▶ _SHORT EXERCISE_:
Provide an exact transcription of all the records.

══════════════════════════════

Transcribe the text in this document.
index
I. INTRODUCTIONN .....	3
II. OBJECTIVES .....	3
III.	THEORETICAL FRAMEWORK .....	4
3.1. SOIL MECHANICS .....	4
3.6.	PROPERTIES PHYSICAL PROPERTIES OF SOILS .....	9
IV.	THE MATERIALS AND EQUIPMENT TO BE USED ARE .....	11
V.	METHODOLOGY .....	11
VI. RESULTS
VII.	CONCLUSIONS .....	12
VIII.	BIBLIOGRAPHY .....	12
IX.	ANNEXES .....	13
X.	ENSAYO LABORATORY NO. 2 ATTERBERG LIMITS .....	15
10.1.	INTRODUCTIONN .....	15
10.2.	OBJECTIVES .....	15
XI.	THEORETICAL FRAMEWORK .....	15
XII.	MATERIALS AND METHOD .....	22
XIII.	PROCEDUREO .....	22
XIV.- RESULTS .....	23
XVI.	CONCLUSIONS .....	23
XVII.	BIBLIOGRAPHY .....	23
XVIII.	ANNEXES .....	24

══════════════════════════════

▶ _OUTPUT OF THE TASK_:
Transcribe the text in this document.
index
I. INTRODUCTIONN .....	3
II. OBJECTIVES .....	3
III.	THEORETICAL FRAMEWORK .....	4
3.1. SOIL MECHANICS .....	4
3.6.	PROPERTIES PHYSICAL PROPERTIES OF SOILS .....	9
IV.	THE MATERIALS AND EQUIPMENT TO BE USED ARE .....	11
V.	METHODOLOGY .....	11
VI. RESULTS
VII.	CONCLUSIONS .....	12
VIII.	BIBLIOGRAPHY .....	12
IX.	ANNEXES .....	13
X.	ENSAYO LABORATORY NO. 2 ATTERBERG LIMITS .....	15
10.1.	INTRODUCTIONN .....	15
10.2.	OBJECTIVES .....	15
XI.	THEORETICAL FRAMEWORK .....	15
XII.	MATERIALS AND METHOD .....	22
XIII.	PROCEDUREO .....	22
XIV.- RESULTS .....	23
XVI.	CONCLUSIONS .....	23
XVII.	BIBLIOGRAPHY .....	23
XVIII.	ANNEXES .....	24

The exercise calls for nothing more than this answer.